Records from a collection of figures:

━━━━━━━━━━━━━━━━━━━━━━━━━━━━━━

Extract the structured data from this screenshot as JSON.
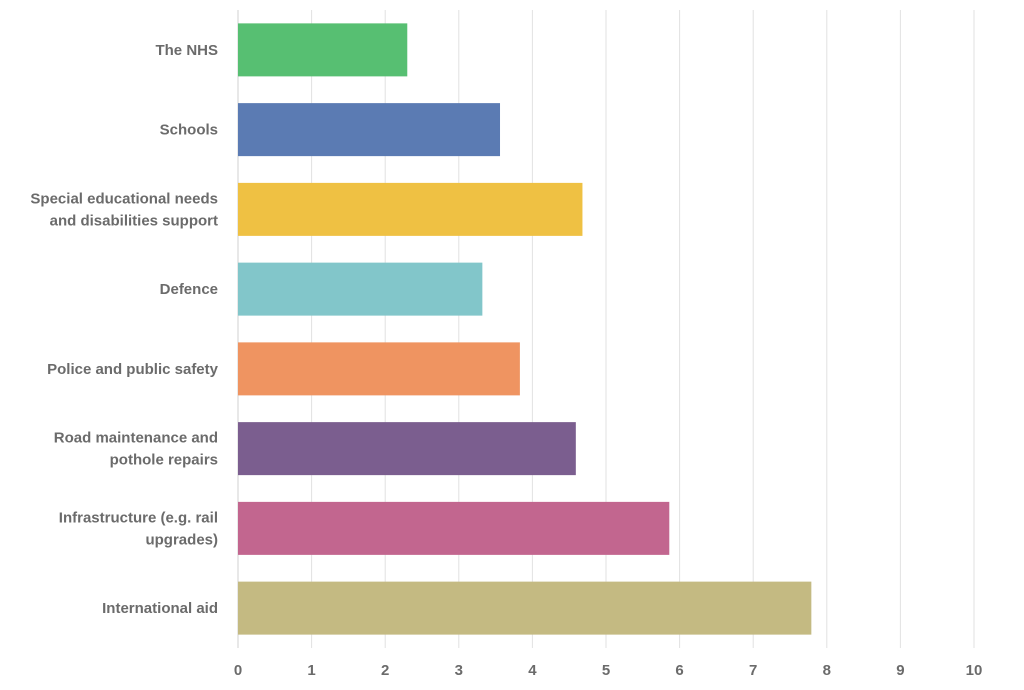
{
  "chart_data": {
    "type": "bar",
    "orientation": "horizontal",
    "categories": [
      [
        "The NHS"
      ],
      [
        "Schools"
      ],
      [
        "Special educational needs",
        "and disabilities support"
      ],
      [
        "Defence"
      ],
      [
        "Police and public safety"
      ],
      [
        "Road maintenance and",
        "pothole repairs"
      ],
      [
        "Infrastructure (e.g. rail",
        "upgrades)"
      ],
      [
        "International aid"
      ]
    ],
    "values": [
      2.3,
      3.56,
      4.68,
      3.32,
      3.83,
      4.59,
      5.86,
      7.79
    ],
    "colors": [
      "#57bf72",
      "#5b7bb3",
      "#efc143",
      "#82c6ca",
      "#ef9461",
      "#7b5e8f",
      "#c2668f",
      "#c4ba82"
    ],
    "xlim": [
      0,
      10
    ],
    "xticks": [
      "0",
      "1",
      "2",
      "3",
      "4",
      "5",
      "6",
      "7",
      "8",
      "9",
      "10"
    ],
    "grid": true,
    "title": "",
    "xlabel": "",
    "ylabel": ""
  }
}
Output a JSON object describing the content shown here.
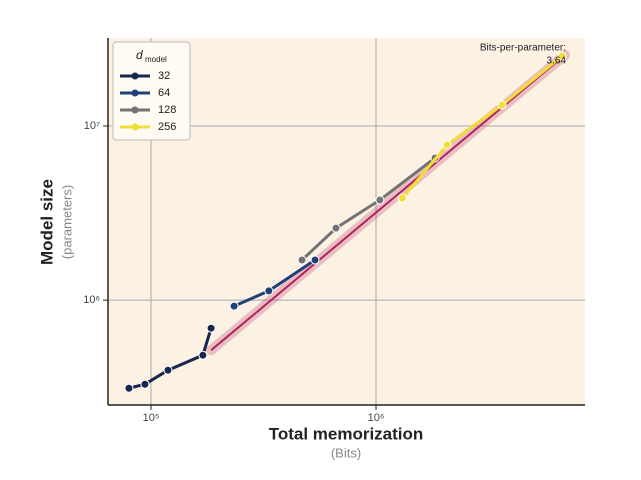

━━━━━━━━━━━━━━━━━━━━━━━━━━━━━━

> [EXERCISE DIRECTIONS]: Repeat the material above verbatim, with no pictures in the output.

> [RESULT FOR THIS TASK]:
Extract the structured data from this screenshot as JSON.
{
  "chart_data": {
    "type": "bar",
    "orientation": "horizontal",
    "categories": [
      [
        "The NHS"
      ],
      [
        "Schools"
      ],
      [
        "Special educational needs",
        "and disabilities support"
      ],
      [
        "Defence"
      ],
      [
        "Police and public safety"
      ],
      [
        "Road maintenance and",
        "pothole repairs"
      ],
      [
        "Infrastructure (e.g. rail",
        "upgrades)"
      ],
      [
        "International aid"
      ]
    ],
    "values": [
      2.3,
      3.56,
      4.68,
      3.32,
      3.83,
      4.59,
      5.86,
      7.79
    ],
    "colors": [
      "#57bf72",
      "#5b7bb3",
      "#efc143",
      "#82c6ca",
      "#ef9461",
      "#7b5e8f",
      "#c2668f",
      "#c4ba82"
    ],
    "xlim": [
      0,
      10
    ],
    "xticks": [
      "0",
      "1",
      "2",
      "3",
      "4",
      "5",
      "6",
      "7",
      "8",
      "9",
      "10"
    ],
    "grid": true,
    "title": "",
    "xlabel": "",
    "ylabel": ""
  }
}
Output a JSON object describing the content shown here.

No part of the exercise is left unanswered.